* THE PROBLEM *
Tally the lines that contain the string "JSON" and state that total without comment.

[begin THE RECORDS]

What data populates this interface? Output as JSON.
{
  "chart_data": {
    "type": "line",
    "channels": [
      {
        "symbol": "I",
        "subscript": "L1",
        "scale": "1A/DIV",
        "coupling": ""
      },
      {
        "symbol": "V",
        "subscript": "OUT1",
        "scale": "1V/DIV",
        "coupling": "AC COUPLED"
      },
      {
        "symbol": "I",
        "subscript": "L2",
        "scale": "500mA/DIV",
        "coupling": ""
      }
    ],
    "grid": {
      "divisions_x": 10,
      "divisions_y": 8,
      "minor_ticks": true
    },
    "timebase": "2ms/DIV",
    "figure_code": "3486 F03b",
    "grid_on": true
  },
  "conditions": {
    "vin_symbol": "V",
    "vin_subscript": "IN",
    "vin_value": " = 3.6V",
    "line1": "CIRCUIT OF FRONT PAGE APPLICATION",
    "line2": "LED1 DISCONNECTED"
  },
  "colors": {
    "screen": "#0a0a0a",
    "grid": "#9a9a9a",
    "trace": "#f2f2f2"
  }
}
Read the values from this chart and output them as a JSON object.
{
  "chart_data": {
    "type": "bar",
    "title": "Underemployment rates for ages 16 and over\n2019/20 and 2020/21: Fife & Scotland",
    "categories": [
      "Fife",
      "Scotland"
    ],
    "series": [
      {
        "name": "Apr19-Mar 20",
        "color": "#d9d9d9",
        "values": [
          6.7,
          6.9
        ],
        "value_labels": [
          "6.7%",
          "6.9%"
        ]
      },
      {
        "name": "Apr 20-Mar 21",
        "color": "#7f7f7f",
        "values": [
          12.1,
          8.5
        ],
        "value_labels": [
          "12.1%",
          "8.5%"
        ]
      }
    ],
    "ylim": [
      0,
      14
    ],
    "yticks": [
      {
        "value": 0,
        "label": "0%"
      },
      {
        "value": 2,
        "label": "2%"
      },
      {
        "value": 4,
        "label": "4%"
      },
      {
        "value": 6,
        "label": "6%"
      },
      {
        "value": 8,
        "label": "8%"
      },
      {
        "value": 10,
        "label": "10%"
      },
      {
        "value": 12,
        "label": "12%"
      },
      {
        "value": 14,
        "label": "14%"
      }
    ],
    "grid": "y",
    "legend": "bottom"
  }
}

[end THE RECORDS]

* ANSWER TO THIS EXERCISE *
2